DIRECTIONS:
Provide only the number of lines in the listing that contain the string "History".
━━━━━━━━━━━━━━━━━━━━━━━━━━━━━━
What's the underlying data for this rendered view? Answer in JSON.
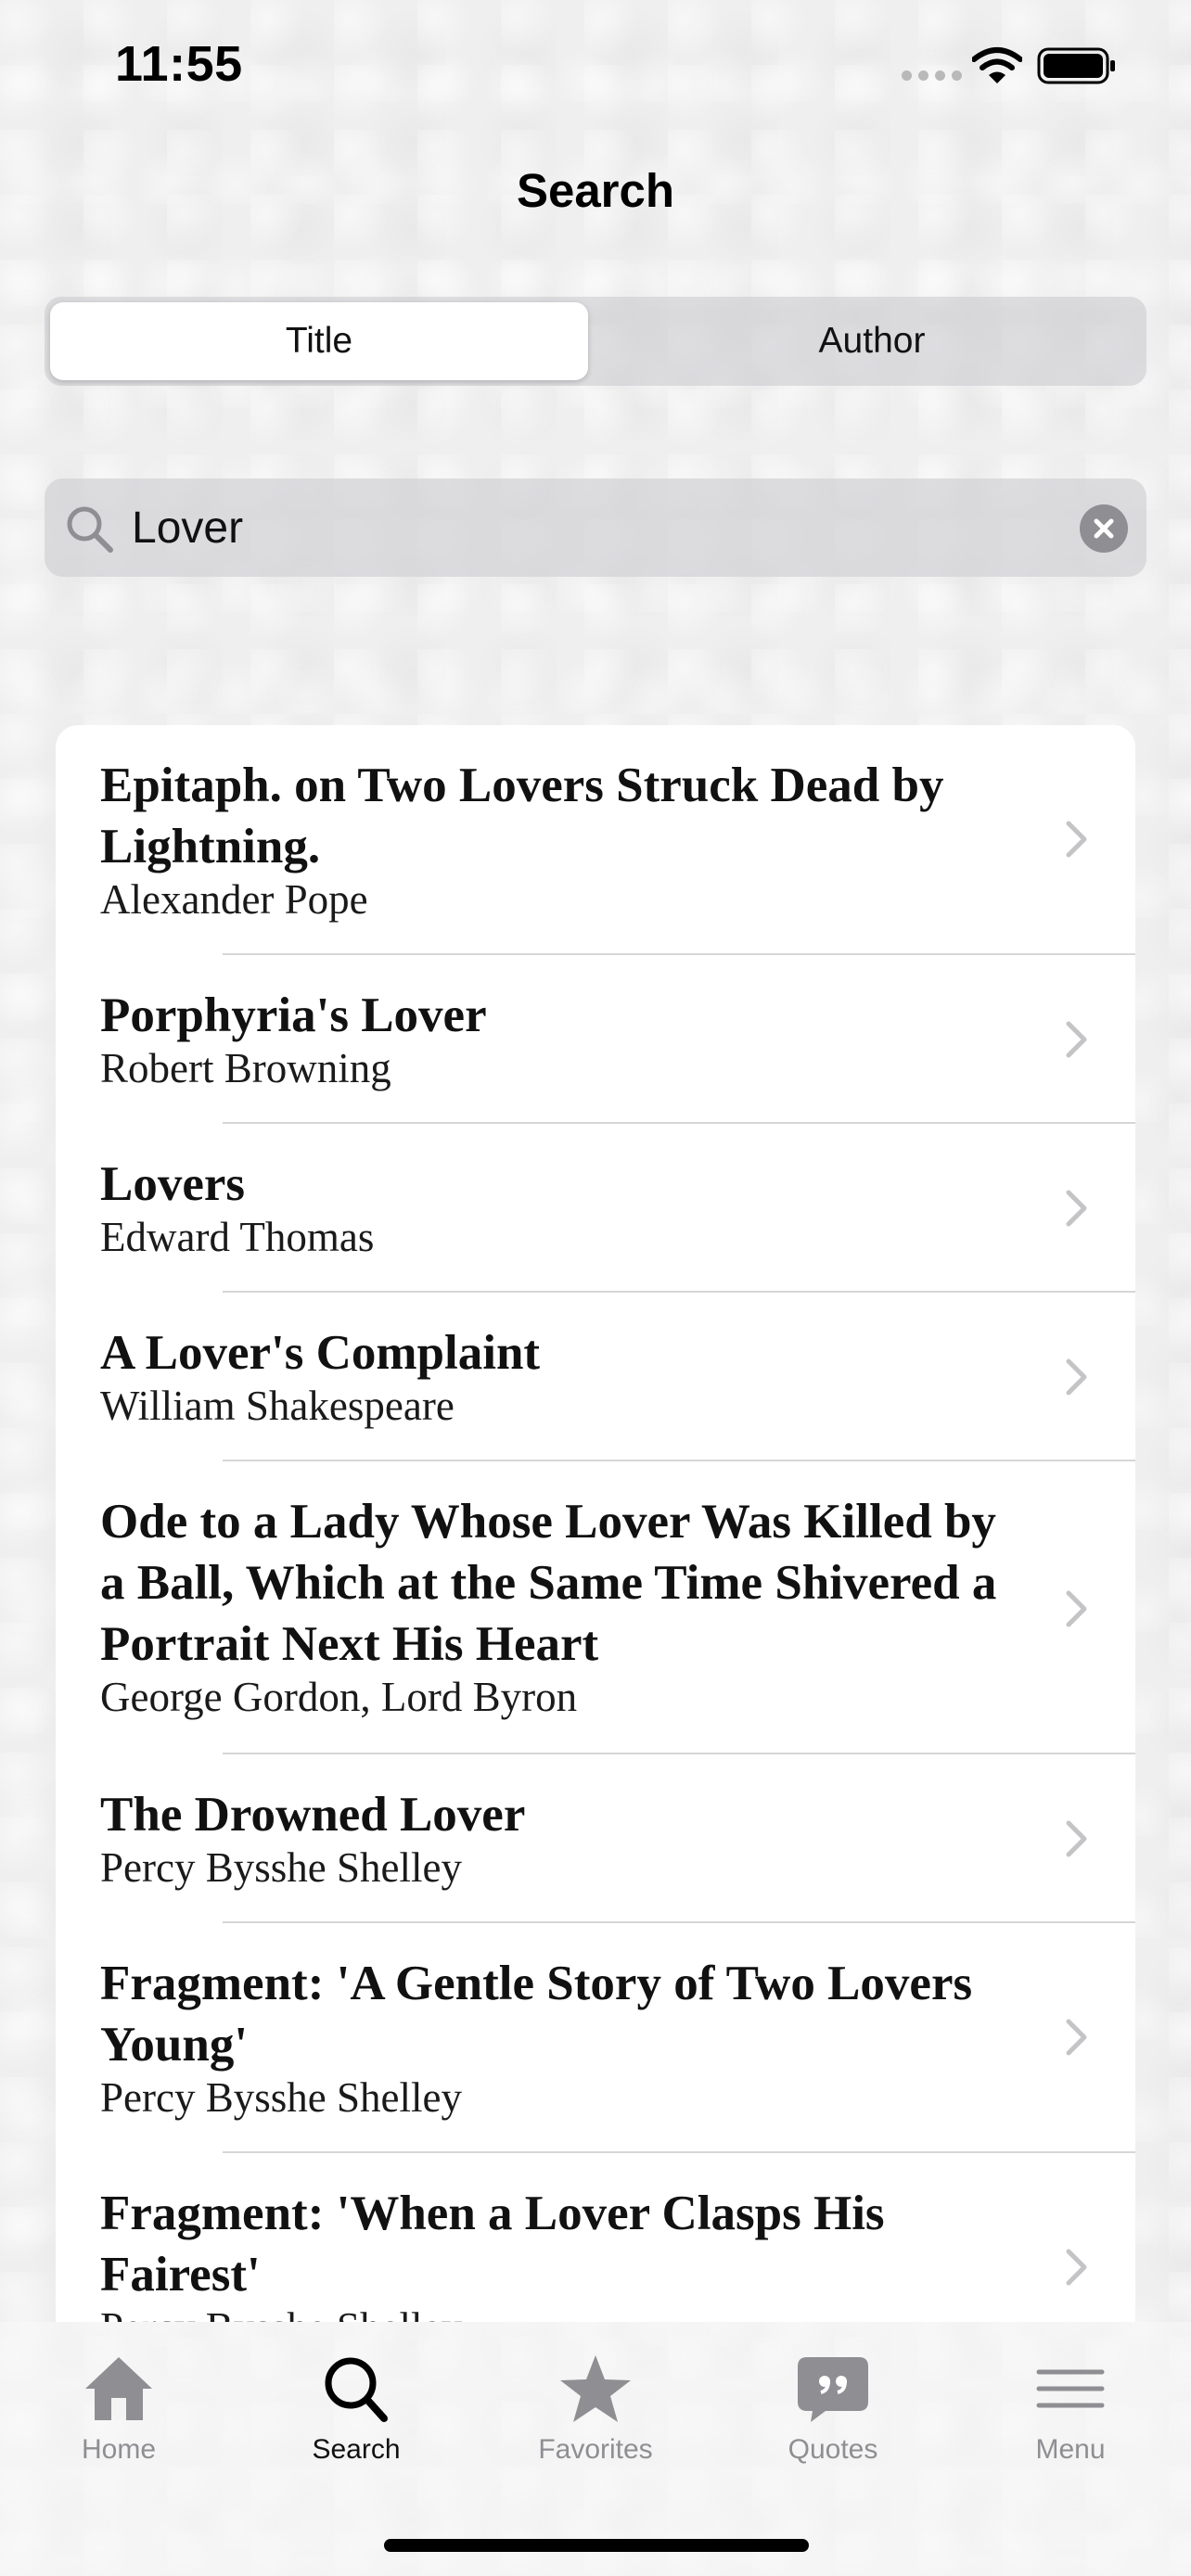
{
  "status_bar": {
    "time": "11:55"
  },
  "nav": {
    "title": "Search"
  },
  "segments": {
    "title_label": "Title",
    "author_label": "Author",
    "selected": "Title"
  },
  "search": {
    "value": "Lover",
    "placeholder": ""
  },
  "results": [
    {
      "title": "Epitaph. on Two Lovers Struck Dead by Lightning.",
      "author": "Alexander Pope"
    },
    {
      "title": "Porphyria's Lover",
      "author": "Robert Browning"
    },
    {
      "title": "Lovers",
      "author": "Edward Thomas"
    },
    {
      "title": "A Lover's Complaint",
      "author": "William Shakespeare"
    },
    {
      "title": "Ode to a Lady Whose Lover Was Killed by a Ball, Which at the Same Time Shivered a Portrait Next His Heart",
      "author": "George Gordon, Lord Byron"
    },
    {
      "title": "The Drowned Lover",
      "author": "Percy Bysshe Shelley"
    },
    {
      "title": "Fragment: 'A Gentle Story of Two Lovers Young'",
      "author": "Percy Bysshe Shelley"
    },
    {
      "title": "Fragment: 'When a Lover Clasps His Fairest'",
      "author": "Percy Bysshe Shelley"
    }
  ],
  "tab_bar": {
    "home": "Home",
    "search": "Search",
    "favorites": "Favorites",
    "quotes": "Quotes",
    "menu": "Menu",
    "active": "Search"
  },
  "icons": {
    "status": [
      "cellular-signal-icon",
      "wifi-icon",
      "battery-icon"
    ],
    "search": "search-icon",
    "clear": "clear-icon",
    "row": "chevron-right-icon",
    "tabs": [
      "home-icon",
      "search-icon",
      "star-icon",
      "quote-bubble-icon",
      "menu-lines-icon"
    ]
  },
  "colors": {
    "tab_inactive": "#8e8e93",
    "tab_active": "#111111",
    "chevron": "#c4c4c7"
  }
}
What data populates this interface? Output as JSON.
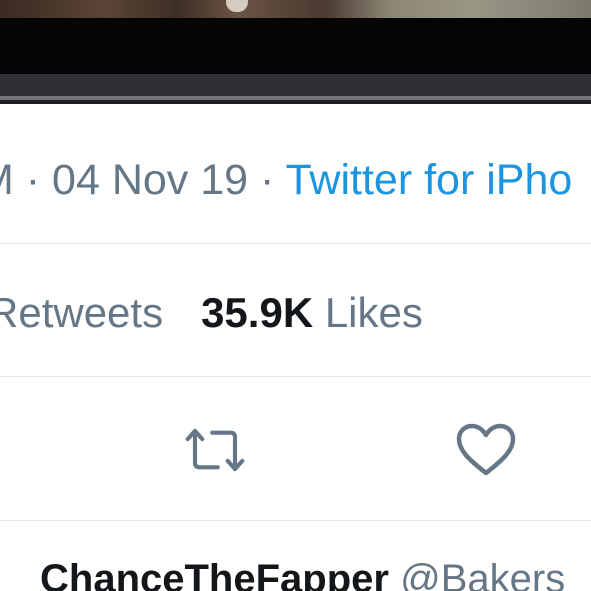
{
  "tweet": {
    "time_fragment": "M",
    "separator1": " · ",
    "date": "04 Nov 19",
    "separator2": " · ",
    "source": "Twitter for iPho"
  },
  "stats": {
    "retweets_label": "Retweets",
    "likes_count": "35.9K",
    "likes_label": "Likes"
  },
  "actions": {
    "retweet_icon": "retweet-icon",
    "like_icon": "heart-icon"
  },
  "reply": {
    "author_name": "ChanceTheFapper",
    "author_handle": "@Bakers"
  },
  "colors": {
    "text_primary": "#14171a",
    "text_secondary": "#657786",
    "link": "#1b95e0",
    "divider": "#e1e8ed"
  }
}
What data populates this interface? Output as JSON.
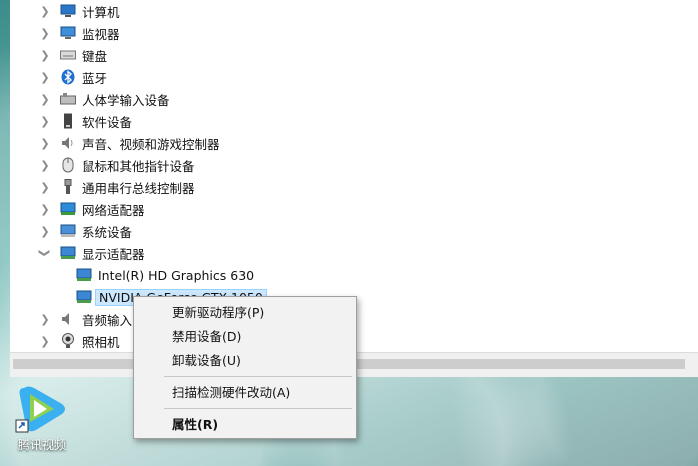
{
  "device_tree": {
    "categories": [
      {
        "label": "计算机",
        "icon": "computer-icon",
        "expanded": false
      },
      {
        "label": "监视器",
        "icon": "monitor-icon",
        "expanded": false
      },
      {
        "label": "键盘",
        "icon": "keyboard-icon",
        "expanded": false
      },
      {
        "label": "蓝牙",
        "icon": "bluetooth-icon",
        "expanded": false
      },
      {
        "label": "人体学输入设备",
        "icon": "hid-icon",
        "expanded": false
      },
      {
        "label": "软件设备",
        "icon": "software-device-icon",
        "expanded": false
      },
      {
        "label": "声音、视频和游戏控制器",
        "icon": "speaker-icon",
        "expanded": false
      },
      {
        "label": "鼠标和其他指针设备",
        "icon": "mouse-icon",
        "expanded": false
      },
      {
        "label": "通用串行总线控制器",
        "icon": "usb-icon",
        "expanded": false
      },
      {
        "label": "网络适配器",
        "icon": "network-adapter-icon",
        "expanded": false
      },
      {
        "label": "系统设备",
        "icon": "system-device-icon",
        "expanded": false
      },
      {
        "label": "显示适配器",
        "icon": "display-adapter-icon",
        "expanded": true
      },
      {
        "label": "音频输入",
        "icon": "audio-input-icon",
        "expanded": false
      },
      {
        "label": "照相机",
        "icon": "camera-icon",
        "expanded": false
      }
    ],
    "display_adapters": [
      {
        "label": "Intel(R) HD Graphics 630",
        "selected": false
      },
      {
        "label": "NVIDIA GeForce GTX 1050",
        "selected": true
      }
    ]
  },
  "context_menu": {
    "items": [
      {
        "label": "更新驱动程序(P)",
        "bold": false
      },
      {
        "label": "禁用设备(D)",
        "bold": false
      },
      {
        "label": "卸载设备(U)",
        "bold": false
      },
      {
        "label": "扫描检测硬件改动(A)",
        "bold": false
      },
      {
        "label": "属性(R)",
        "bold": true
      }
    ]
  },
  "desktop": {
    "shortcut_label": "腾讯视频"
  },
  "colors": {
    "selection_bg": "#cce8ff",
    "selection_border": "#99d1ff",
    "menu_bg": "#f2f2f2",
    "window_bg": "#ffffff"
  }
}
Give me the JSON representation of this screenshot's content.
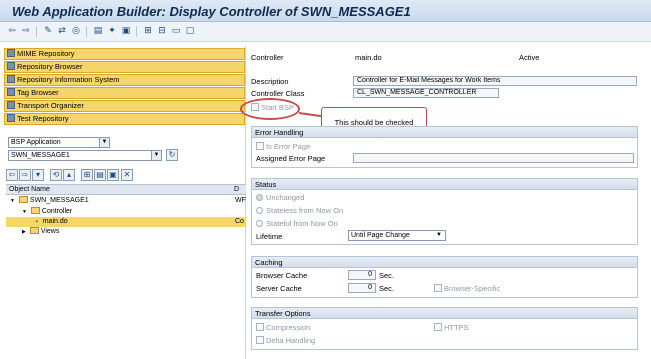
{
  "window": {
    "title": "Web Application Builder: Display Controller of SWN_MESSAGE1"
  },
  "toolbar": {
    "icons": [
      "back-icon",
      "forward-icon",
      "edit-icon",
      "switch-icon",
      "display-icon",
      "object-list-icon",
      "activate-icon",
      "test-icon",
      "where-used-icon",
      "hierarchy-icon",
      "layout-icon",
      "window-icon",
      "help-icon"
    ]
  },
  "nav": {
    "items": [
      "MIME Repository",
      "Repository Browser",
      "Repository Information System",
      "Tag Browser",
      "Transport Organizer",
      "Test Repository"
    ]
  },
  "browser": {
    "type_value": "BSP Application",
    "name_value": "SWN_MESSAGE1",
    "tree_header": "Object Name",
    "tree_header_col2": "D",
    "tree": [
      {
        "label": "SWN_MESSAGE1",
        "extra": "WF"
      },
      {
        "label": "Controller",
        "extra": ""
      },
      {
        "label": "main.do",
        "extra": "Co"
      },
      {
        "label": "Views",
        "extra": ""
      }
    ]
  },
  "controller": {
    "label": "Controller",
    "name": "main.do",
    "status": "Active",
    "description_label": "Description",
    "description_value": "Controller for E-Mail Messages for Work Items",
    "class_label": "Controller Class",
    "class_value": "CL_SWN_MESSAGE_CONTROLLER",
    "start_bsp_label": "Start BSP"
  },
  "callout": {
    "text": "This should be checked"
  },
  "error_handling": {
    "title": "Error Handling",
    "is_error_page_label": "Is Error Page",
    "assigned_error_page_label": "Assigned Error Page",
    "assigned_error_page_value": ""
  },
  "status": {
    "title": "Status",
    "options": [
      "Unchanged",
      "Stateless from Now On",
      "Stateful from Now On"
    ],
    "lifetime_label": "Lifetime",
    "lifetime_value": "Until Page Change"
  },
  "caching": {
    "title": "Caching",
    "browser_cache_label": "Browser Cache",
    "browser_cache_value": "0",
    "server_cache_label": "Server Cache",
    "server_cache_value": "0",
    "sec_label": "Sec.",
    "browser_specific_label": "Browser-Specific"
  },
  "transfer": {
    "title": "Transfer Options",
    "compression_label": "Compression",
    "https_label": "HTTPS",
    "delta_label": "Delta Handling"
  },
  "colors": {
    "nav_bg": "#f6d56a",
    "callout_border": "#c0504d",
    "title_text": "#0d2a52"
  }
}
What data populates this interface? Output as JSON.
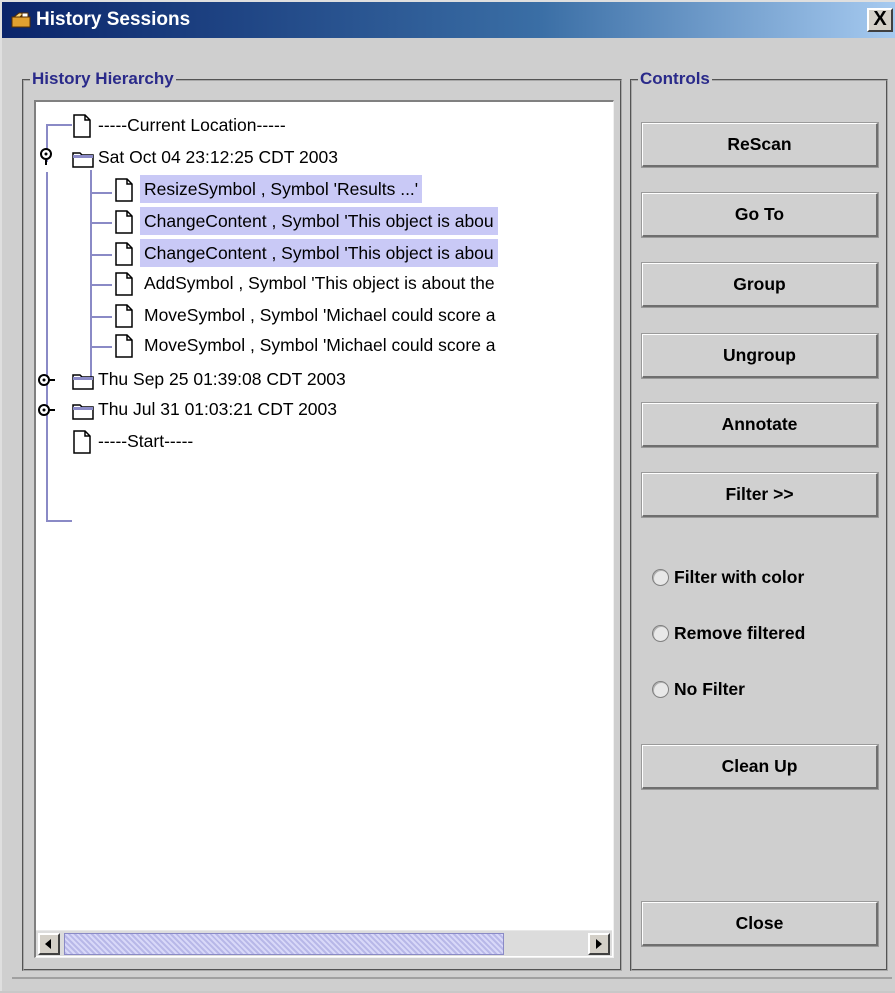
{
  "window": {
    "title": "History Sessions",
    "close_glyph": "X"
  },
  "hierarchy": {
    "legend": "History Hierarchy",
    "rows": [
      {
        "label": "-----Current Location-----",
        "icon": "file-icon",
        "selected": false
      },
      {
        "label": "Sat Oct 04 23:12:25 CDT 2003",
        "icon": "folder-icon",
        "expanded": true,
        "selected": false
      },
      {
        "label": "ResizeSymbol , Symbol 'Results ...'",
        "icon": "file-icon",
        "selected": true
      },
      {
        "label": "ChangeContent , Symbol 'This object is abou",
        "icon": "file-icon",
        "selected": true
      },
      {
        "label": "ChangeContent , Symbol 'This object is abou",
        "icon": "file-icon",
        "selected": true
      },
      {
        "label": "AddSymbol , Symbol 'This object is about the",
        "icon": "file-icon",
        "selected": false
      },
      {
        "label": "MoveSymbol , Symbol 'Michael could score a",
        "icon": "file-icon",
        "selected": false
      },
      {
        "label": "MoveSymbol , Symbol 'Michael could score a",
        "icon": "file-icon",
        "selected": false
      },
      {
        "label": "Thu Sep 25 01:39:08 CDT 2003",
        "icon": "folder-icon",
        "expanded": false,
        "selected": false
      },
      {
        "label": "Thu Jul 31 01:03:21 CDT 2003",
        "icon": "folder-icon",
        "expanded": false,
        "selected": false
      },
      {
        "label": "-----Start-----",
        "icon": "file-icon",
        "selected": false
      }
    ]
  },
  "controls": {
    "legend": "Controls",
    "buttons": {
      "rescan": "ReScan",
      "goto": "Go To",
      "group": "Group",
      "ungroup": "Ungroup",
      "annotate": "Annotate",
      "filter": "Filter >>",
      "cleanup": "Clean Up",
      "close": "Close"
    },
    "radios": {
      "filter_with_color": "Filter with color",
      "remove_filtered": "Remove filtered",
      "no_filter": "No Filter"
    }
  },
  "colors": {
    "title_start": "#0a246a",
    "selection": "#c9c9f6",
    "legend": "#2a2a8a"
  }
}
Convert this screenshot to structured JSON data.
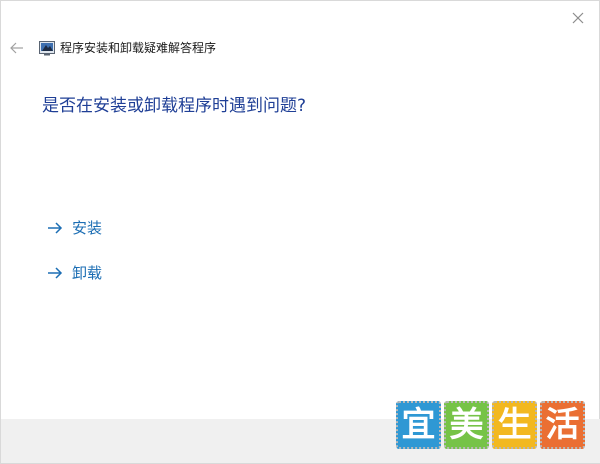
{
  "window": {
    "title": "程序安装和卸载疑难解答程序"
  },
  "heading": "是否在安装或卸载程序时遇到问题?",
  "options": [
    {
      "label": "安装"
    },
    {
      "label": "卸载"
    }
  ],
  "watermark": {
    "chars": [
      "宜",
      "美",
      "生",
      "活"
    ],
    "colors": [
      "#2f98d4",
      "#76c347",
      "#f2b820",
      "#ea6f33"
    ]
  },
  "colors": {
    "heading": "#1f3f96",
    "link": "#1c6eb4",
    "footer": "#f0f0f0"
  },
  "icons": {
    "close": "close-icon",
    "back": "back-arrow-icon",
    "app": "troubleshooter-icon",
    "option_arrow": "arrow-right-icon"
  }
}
━━━━━━━━━━━━━━━━━━━━━━━━━━━━━━
OUTPUT BELOW:
2